------ GIVEN RECORDS
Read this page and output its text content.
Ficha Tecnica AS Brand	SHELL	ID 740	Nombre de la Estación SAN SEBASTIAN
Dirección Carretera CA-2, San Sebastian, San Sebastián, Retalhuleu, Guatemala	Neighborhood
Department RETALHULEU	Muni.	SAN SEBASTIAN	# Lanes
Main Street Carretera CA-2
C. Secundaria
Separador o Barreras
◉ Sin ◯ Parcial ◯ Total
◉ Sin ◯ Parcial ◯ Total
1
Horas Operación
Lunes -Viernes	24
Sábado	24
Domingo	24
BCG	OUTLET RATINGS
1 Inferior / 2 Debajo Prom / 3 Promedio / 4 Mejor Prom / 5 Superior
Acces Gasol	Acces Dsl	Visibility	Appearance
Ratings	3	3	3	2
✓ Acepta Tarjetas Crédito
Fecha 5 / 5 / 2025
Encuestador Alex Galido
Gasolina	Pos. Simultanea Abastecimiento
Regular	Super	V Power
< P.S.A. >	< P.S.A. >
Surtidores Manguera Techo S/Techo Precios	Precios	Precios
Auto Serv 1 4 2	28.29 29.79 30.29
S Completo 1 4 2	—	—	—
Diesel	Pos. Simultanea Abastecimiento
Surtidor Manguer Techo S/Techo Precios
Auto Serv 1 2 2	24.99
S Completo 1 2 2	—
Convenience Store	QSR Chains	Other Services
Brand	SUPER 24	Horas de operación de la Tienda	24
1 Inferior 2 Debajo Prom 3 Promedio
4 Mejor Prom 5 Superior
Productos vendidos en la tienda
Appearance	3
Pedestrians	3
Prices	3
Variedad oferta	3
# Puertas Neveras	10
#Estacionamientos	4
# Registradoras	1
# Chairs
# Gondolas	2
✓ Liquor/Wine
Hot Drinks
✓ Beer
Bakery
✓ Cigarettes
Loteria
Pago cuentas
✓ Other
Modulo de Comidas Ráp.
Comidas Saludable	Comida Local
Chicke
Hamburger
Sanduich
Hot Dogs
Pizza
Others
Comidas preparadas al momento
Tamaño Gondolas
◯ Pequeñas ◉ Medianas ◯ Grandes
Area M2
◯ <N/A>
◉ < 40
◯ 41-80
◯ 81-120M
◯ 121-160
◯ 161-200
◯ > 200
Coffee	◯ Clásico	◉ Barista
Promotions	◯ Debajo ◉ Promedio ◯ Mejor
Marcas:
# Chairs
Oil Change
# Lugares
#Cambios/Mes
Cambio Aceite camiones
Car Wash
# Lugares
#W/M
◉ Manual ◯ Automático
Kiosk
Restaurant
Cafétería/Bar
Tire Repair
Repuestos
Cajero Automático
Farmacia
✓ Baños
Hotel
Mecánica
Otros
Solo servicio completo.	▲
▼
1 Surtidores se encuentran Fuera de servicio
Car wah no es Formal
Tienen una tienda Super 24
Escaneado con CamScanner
------------
WHAT YOU WILL DO: Check each line of the records above for "Comidas", and copy those that have it.

ANSWER BELOW:
Modulo de Comidas Ráp.
Comidas Saludable	Comida Local
Comidas preparadas al momento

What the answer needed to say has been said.